** begin GIVEN ENTRIES **
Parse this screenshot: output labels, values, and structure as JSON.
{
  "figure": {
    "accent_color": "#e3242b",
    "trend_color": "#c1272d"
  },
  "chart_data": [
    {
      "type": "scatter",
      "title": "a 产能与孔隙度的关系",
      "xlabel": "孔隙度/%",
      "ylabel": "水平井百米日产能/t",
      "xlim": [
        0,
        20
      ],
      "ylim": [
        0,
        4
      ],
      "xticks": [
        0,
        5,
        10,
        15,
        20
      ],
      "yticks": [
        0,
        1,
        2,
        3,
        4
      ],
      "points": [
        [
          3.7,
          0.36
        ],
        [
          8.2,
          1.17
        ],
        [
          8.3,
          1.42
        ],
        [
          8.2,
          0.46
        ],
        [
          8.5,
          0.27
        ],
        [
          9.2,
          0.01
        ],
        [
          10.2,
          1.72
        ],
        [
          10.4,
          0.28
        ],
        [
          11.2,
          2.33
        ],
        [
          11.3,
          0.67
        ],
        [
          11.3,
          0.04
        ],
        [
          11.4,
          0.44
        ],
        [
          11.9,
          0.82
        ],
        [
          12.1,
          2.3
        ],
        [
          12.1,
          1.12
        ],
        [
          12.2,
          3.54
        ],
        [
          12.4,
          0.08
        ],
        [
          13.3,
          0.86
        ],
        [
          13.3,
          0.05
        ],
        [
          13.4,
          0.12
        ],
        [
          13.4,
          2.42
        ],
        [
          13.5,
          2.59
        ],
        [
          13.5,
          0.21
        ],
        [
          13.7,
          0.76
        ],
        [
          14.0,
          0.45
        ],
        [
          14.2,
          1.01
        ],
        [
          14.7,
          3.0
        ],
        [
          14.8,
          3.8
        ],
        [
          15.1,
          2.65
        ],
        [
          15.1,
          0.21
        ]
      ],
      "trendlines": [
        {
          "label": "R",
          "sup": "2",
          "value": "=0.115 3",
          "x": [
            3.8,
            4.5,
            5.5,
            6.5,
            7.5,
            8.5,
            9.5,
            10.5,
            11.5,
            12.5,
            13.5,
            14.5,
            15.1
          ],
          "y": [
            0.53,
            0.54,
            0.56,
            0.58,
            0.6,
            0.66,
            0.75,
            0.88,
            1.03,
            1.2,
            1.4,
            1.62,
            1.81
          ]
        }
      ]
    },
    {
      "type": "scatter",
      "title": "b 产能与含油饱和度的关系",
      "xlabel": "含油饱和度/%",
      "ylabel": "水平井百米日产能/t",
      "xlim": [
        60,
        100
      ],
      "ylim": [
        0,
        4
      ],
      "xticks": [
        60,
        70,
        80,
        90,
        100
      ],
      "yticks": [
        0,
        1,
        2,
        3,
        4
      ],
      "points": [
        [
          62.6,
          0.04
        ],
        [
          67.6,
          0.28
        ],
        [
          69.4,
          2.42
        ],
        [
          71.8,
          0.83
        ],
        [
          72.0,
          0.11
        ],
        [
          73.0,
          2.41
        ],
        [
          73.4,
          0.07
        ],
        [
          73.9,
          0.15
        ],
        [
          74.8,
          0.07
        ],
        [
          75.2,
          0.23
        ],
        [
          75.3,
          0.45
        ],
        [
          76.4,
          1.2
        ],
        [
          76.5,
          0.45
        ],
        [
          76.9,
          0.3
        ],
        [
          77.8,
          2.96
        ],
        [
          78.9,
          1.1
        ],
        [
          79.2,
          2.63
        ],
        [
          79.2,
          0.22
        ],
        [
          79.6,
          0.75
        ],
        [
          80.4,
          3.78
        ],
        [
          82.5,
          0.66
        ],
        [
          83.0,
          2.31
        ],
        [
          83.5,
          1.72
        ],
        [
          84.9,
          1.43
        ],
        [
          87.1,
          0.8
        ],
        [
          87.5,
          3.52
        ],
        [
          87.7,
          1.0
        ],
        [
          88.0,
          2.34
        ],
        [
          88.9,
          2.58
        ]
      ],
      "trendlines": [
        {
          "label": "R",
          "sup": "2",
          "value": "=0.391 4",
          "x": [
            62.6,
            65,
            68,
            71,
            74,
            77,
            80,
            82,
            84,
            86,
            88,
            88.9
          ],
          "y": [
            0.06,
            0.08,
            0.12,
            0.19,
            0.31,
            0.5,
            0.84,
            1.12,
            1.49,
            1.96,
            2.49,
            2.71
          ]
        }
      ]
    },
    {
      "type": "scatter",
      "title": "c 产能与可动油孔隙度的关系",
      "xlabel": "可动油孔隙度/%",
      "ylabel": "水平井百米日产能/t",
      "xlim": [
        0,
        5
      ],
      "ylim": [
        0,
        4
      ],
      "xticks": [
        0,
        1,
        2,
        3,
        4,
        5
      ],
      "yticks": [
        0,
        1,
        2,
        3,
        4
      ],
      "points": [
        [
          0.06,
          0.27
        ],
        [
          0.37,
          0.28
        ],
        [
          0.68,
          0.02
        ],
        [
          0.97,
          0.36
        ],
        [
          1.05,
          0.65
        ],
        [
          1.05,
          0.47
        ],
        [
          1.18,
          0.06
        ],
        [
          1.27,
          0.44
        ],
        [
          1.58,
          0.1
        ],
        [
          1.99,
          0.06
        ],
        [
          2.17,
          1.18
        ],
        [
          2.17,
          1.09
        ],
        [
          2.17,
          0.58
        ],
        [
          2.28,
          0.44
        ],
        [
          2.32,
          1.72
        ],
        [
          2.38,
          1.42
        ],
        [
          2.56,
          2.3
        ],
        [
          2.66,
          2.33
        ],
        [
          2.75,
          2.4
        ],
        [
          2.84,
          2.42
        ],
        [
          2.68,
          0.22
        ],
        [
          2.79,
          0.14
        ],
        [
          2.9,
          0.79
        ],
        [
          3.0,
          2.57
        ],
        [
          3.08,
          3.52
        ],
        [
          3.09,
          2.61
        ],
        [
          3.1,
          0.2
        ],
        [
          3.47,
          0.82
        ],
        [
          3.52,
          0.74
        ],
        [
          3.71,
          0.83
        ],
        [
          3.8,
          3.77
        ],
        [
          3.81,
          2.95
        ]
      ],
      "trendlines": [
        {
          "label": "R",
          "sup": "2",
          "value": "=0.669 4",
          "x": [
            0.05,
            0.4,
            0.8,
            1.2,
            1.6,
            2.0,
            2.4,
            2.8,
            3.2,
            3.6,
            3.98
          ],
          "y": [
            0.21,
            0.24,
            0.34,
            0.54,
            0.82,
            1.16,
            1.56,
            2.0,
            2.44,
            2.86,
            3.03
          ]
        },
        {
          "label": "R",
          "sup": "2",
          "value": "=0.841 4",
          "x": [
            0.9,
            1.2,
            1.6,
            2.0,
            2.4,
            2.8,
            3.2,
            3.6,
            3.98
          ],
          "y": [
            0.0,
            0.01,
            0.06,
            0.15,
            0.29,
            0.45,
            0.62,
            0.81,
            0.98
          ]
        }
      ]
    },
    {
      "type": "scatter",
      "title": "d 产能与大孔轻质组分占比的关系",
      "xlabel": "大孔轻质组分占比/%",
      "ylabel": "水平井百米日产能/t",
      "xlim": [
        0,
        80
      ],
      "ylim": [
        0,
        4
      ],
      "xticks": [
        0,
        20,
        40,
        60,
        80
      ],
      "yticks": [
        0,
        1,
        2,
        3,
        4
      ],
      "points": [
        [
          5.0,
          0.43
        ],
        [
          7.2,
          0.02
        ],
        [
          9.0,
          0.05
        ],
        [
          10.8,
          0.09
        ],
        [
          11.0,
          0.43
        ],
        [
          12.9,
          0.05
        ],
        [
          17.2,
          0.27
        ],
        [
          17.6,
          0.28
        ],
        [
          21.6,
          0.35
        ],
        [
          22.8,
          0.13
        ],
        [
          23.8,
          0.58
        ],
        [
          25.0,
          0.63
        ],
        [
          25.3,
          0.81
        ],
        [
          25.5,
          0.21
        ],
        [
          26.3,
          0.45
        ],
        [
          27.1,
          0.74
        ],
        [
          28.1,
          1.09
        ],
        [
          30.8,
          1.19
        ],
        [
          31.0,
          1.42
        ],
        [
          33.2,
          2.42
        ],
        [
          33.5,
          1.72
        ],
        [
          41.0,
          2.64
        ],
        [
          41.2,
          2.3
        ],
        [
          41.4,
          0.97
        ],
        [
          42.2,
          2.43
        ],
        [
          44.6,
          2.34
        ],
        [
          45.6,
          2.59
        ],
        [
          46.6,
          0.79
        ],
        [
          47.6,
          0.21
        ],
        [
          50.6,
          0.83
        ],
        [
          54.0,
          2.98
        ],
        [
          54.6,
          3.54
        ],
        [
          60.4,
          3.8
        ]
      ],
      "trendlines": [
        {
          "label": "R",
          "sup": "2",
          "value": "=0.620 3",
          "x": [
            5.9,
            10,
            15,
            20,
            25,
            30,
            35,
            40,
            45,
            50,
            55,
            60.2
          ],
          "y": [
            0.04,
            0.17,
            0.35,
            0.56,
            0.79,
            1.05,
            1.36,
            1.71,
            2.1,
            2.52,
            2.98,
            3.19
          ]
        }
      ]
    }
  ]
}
** end GIVEN ENTRIES **
In the records, locate each line holding the string "xlabel" and copy it.

ANSWER TO THIS EXERCISE:
      "xlabel": "孔隙度/%",
      "xlabel": "含油饱和度/%",
      "xlabel": "可动油孔隙度/%",
      "xlabel": "大孔轻质组分占比/%",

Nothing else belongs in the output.